_Your task:_ Provide the data again in its entirety, exactly as given.

Collected data
** start **

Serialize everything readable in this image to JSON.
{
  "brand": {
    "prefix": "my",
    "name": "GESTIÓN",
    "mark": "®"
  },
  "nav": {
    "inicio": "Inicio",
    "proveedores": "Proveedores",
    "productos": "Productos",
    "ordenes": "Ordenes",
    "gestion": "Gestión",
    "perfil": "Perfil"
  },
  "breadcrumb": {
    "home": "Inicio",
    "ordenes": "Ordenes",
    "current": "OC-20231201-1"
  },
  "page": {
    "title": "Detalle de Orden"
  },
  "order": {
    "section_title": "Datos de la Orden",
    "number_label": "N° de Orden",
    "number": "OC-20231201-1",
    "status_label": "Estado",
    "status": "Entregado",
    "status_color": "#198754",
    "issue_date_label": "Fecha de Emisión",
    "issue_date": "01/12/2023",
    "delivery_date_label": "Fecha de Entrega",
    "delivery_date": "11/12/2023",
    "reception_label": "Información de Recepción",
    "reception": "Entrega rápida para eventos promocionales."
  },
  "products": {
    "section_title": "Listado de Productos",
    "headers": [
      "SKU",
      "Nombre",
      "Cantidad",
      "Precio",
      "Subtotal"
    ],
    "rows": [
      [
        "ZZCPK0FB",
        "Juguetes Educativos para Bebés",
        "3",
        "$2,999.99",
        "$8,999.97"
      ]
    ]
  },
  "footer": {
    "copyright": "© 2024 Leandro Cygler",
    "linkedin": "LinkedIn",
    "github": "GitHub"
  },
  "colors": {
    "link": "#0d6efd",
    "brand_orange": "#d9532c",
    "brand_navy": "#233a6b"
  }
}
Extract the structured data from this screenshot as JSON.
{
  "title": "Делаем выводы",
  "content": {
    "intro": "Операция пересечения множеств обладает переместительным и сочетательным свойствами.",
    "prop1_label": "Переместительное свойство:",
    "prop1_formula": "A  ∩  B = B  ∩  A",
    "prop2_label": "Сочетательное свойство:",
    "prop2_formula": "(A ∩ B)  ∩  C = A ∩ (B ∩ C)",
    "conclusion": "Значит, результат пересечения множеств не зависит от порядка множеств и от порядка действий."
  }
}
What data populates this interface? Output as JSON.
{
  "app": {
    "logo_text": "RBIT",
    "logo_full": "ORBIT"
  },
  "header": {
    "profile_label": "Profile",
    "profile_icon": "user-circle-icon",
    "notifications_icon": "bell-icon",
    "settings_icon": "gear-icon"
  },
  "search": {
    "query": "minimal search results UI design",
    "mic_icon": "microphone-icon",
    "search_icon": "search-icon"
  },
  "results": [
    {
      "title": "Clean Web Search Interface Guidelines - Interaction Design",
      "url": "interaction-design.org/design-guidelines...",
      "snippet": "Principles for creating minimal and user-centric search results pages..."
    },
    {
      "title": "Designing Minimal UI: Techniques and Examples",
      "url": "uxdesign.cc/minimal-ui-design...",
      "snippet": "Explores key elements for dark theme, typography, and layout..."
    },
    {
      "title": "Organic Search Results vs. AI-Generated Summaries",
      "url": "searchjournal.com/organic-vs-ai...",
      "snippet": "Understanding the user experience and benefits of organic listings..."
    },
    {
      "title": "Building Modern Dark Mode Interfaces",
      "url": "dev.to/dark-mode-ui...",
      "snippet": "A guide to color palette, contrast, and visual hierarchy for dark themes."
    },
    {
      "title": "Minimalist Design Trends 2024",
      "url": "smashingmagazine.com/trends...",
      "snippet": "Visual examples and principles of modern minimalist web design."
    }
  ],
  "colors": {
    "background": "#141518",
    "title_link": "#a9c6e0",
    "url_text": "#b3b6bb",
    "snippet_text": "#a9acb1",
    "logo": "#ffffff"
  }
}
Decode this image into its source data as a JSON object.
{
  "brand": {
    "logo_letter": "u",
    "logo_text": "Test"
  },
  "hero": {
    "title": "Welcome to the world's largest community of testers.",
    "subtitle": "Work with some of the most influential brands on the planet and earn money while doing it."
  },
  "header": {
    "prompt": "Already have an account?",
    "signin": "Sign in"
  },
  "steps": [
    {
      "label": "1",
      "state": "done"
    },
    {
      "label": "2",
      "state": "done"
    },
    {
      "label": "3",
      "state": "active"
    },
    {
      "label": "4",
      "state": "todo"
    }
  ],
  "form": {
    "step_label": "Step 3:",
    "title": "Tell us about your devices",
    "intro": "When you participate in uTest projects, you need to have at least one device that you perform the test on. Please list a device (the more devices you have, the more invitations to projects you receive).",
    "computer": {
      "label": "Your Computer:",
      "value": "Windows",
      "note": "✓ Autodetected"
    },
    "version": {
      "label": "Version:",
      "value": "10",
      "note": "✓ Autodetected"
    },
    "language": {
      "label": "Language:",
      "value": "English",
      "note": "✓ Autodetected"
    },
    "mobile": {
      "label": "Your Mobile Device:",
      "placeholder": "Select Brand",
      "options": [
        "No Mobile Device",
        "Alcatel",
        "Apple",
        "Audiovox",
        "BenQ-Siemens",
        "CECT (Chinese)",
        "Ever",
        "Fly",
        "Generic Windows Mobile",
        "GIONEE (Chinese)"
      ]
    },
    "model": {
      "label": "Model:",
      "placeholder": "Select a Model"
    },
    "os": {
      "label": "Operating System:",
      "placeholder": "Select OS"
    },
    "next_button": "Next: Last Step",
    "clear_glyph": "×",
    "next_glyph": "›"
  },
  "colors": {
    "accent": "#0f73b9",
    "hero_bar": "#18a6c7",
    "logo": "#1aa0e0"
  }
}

** end **

_Solved exercise:_
Serialize everything readable in this image to JSON.
{
  "brand": {
    "prefix": "my",
    "name": "GESTIÓN",
    "mark": "®"
  },
  "nav": {
    "inicio": "Inicio",
    "proveedores": "Proveedores",
    "productos": "Productos",
    "ordenes": "Ordenes",
    "gestion": "Gestión",
    "perfil": "Perfil"
  },
  "breadcrumb": {
    "home": "Inicio",
    "ordenes": "Ordenes",
    "current": "OC-20231201-1"
  },
  "page": {
    "title": "Detalle de Orden"
  },
  "order": {
    "section_title": "Datos de la Orden",
    "number_label": "N° de Orden",
    "number": "OC-20231201-1",
    "status_label": "Estado",
    "status": "Entregado",
    "status_color": "#198754",
    "issue_date_label": "Fecha de Emisión",
    "issue_date": "01/12/2023",
    "delivery_date_label": "Fecha de Entrega",
    "delivery_date": "11/12/2023",
    "reception_label": "Información de Recepción",
    "reception": "Entrega rápida para eventos promocionales."
  },
  "products": {
    "section_title": "Listado de Productos",
    "headers": [
      "SKU",
      "Nombre",
      "Cantidad",
      "Precio",
      "Subtotal"
    ],
    "rows": [
      [
        "ZZCPK0FB",
        "Juguetes Educativos para Bebés",
        "3",
        "$2,999.99",
        "$8,999.97"
      ]
    ]
  },
  "footer": {
    "copyright": "© 2024 Leandro Cygler",
    "linkedin": "LinkedIn",
    "github": "GitHub"
  },
  "colors": {
    "link": "#0d6efd",
    "brand_orange": "#d9532c",
    "brand_navy": "#233a6b"
  }
}
Extract the structured data from this screenshot as JSON.
{
  "title": "Делаем выводы",
  "content": {
    "intro": "Операция пересечения множеств обладает переместительным и сочетательным свойствами.",
    "prop1_label": "Переместительное свойство:",
    "prop1_formula": "A  ∩  B = B  ∩  A",
    "prop2_label": "Сочетательное свойство:",
    "prop2_formula": "(A ∩ B)  ∩  C = A ∩ (B ∩ C)",
    "conclusion": "Значит, результат пересечения множеств не зависит от порядка множеств и от порядка действий."
  }
}
What data populates this interface? Output as JSON.
{
  "app": {
    "logo_text": "RBIT",
    "logo_full": "ORBIT"
  },
  "header": {
    "profile_label": "Profile",
    "profile_icon": "user-circle-icon",
    "notifications_icon": "bell-icon",
    "settings_icon": "gear-icon"
  },
  "search": {
    "query": "minimal search results UI design",
    "mic_icon": "microphone-icon",
    "search_icon": "search-icon"
  },
  "results": [
    {
      "title": "Clean Web Search Interface Guidelines - Interaction Design",
      "url": "interaction-design.org/design-guidelines...",
      "snippet": "Principles for creating minimal and user-centric search results pages..."
    },
    {
      "title": "Designing Minimal UI: Techniques and Examples",
      "url": "uxdesign.cc/minimal-ui-design...",
      "snippet": "Explores key elements for dark theme, typography, and layout..."
    },
    {
      "title": "Organic Search Results vs. AI-Generated Summaries",
      "url": "searchjournal.com/organic-vs-ai...",
      "snippet": "Understanding the user experience and benefits of organic listings..."
    },
    {
      "title": "Building Modern Dark Mode Interfaces",
      "url": "dev.to/dark-mode-ui...",
      "snippet": "A guide to color palette, contrast, and visual hierarchy for dark themes."
    },
    {
      "title": "Minimalist Design Trends 2024",
      "url": "smashingmagazine.com/trends...",
      "snippet": "Visual examples and principles of modern minimalist web design."
    }
  ],
  "colors": {
    "background": "#141518",
    "title_link": "#a9c6e0",
    "url_text": "#b3b6bb",
    "snippet_text": "#a9acb1",
    "logo": "#ffffff"
  }
}
Decode this image into its source data as a JSON object.
{
  "brand": {
    "logo_letter": "u",
    "logo_text": "Test"
  },
  "hero": {
    "title": "Welcome to the world's largest community of testers.",
    "subtitle": "Work with some of the most influential brands on the planet and earn money while doing it."
  },
  "header": {
    "prompt": "Already have an account?",
    "signin": "Sign in"
  },
  "steps": [
    {
      "label": "1",
      "state": "done"
    },
    {
      "label": "2",
      "state": "done"
    },
    {
      "label": "3",
      "state": "active"
    },
    {
      "label": "4",
      "state": "todo"
    }
  ],
  "form": {
    "step_label": "Step 3:",
    "title": "Tell us about your devices",
    "intro": "When you participate in uTest projects, you need to have at least one device that you perform the test on. Please list a device (the more devices you have, the more invitations to projects you receive).",
    "computer": {
      "label": "Your Computer:",
      "value": "Windows",
      "note": "✓ Autodetected"
    },
    "version": {
      "label": "Version:",
      "value": "10",
      "note": "✓ Autodetected"
    },
    "language": {
      "label": "Language:",
      "value": "English",
      "note": "✓ Autodetected"
    },
    "mobile": {
      "label": "Your Mobile Device:",
      "placeholder": "Select Brand",
      "options": [
        "No Mobile Device",
        "Alcatel",
        "Apple",
        "Audiovox",
        "BenQ-Siemens",
        "CECT (Chinese)",
        "Ever",
        "Fly",
        "Generic Windows Mobile",
        "GIONEE (Chinese)"
      ]
    },
    "model": {
      "label": "Model:",
      "placeholder": "Select a Model"
    },
    "os": {
      "label": "Operating System:",
      "placeholder": "Select OS"
    },
    "next_button": "Next: Last Step",
    "clear_glyph": "×",
    "next_glyph": "›"
  },
  "colors": {
    "accent": "#0f73b9",
    "hero_bar": "#18a6c7",
    "logo": "#1aa0e0"
  }
}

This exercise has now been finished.